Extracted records

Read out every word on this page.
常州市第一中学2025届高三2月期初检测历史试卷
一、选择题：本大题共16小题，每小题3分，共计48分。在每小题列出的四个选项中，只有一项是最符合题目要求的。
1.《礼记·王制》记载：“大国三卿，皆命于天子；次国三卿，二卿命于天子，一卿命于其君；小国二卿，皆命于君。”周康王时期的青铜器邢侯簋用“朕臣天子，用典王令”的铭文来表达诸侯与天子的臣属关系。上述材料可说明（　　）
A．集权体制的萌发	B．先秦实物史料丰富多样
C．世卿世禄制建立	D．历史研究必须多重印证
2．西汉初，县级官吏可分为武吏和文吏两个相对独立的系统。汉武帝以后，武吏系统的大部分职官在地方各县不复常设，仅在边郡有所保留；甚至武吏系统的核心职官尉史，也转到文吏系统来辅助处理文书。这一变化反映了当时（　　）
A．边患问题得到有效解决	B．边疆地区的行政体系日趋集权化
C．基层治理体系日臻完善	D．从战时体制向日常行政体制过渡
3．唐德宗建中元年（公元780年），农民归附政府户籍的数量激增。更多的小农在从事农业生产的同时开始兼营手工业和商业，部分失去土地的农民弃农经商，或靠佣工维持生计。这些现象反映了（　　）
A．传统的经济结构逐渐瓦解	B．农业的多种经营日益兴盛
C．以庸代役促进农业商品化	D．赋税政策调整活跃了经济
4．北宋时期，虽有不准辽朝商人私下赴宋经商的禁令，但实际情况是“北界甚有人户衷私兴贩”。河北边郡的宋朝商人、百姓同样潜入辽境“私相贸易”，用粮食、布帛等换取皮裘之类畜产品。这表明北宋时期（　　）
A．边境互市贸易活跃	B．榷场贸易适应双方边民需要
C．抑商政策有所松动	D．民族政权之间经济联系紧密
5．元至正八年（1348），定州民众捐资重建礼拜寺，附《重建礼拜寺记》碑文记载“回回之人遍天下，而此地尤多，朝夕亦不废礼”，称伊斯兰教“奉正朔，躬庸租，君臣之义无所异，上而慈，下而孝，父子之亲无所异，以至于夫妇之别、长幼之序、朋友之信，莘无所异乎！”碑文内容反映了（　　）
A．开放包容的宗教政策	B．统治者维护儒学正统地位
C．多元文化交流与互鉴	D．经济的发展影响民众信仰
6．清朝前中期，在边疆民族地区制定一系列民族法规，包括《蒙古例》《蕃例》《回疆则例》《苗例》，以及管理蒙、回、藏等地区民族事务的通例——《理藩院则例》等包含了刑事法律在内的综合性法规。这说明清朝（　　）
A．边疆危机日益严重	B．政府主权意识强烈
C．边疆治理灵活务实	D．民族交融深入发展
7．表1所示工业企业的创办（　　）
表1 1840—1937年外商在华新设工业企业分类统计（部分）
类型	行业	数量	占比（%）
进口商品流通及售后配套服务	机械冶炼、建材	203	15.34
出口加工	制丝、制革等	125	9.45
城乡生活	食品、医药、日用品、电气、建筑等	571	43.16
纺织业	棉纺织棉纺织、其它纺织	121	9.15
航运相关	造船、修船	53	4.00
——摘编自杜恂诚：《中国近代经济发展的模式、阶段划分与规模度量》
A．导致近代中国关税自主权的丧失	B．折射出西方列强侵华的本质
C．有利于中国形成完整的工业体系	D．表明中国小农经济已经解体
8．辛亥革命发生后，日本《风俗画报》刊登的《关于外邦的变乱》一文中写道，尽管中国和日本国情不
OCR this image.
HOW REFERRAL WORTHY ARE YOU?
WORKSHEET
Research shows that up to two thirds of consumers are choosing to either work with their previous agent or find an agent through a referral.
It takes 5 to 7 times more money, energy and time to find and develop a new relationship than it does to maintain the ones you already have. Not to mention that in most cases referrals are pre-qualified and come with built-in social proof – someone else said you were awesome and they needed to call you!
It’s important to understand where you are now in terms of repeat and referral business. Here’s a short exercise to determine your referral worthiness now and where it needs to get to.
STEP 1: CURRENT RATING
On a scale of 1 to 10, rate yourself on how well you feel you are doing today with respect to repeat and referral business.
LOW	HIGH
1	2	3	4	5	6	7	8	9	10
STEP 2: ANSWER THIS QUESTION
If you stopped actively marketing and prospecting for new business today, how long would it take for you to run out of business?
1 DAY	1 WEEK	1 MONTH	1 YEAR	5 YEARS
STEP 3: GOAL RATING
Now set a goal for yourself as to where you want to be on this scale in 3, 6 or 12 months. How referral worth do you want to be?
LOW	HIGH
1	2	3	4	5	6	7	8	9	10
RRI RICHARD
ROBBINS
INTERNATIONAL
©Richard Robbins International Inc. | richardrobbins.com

TASK TO CARRY OUT >> Faithfully reproduce all of the records, character for character.

WRITTEN ANSWER >>
Read out every word on this page.
常州市第一中学2025届高三2月期初检测历史试卷
一、选择题：本大题共16小题，每小题3分，共计48分。在每小题列出的四个选项中，只有一项是最符合题目要求的。
1.《礼记·王制》记载：“大国三卿，皆命于天子；次国三卿，二卿命于天子，一卿命于其君；小国二卿，皆命于君。”周康王时期的青铜器邢侯簋用“朕臣天子，用典王令”的铭文来表达诸侯与天子的臣属关系。上述材料可说明（　　）
A．集权体制的萌发	B．先秦实物史料丰富多样
C．世卿世禄制建立	D．历史研究必须多重印证
2．西汉初，县级官吏可分为武吏和文吏两个相对独立的系统。汉武帝以后，武吏系统的大部分职官在地方各县不复常设，仅在边郡有所保留；甚至武吏系统的核心职官尉史，也转到文吏系统来辅助处理文书。这一变化反映了当时（　　）
A．边患问题得到有效解决	B．边疆地区的行政体系日趋集权化
C．基层治理体系日臻完善	D．从战时体制向日常行政体制过渡
3．唐德宗建中元年（公元780年），农民归附政府户籍的数量激增。更多的小农在从事农业生产的同时开始兼营手工业和商业，部分失去土地的农民弃农经商，或靠佣工维持生计。这些现象反映了（　　）
A．传统的经济结构逐渐瓦解	B．农业的多种经营日益兴盛
C．以庸代役促进农业商品化	D．赋税政策调整活跃了经济
4．北宋时期，虽有不准辽朝商人私下赴宋经商的禁令，但实际情况是“北界甚有人户衷私兴贩”。河北边郡的宋朝商人、百姓同样潜入辽境“私相贸易”，用粮食、布帛等换取皮裘之类畜产品。这表明北宋时期（　　）
A．边境互市贸易活跃	B．榷场贸易适应双方边民需要
C．抑商政策有所松动	D．民族政权之间经济联系紧密
5．元至正八年（1348），定州民众捐资重建礼拜寺，附《重建礼拜寺记》碑文记载“回回之人遍天下，而此地尤多，朝夕亦不废礼”，称伊斯兰教“奉正朔，躬庸租，君臣之义无所异，上而慈，下而孝，父子之亲无所异，以至于夫妇之别、长幼之序、朋友之信，莘无所异乎！”碑文内容反映了（　　）
A．开放包容的宗教政策	B．统治者维护儒学正统地位
C．多元文化交流与互鉴	D．经济的发展影响民众信仰
6．清朝前中期，在边疆民族地区制定一系列民族法规，包括《蒙古例》《蕃例》《回疆则例》《苗例》，以及管理蒙、回、藏等地区民族事务的通例——《理藩院则例》等包含了刑事法律在内的综合性法规。这说明清朝（　　）
A．边疆危机日益严重	B．政府主权意识强烈
C．边疆治理灵活务实	D．民族交融深入发展
7．表1所示工业企业的创办（　　）
表1 1840—1937年外商在华新设工业企业分类统计（部分）
类型	行业	数量	占比（%）
进口商品流通及售后配套服务	机械冶炼、建材	203	15.34
出口加工	制丝、制革等	125	9.45
城乡生活	食品、医药、日用品、电气、建筑等	571	43.16
纺织业	棉纺织棉纺织、其它纺织	121	9.15
航运相关	造船、修船	53	4.00
——摘编自杜恂诚：《中国近代经济发展的模式、阶段划分与规模度量》
A．导致近代中国关税自主权的丧失	B．折射出西方列强侵华的本质
C．有利于中国形成完整的工业体系	D．表明中国小农经济已经解体
8．辛亥革命发生后，日本《风俗画报》刊登的《关于外邦的变乱》一文中写道，尽管中国和日本国情不
OCR this image.
HOW REFERRAL WORTHY ARE YOU?
WORKSHEET
Research shows that up to two thirds of consumers are choosing to either work with their previous agent or find an agent through a referral.
It takes 5 to 7 times more money, energy and time to find and develop a new relationship than it does to maintain the ones you already have. Not to mention that in most cases referrals are pre-qualified and come with built-in social proof – someone else said you were awesome and they needed to call you!
It’s important to understand where you are now in terms of repeat and referral business. Here’s a short exercise to determine your referral worthiness now and where it needs to get to.
STEP 1: CURRENT RATING
On a scale of 1 to 10, rate yourself on how well you feel you are doing today with respect to repeat and referral business.
LOW	HIGH
1	2	3	4	5	6	7	8	9	10
STEP 2: ANSWER THIS QUESTION
If you stopped actively marketing and prospecting for new business today, how long would it take for you to run out of business?
1 DAY	1 WEEK	1 MONTH	1 YEAR	5 YEARS
STEP 3: GOAL RATING
Now set a goal for yourself as to where you want to be on this scale in 3, 6 or 12 months. How referral worth do you want to be?
LOW	HIGH
1	2	3	4	5	6	7	8	9	10
RRI RICHARD
ROBBINS
INTERNATIONAL
©Richard Robbins International Inc. | richardrobbins.com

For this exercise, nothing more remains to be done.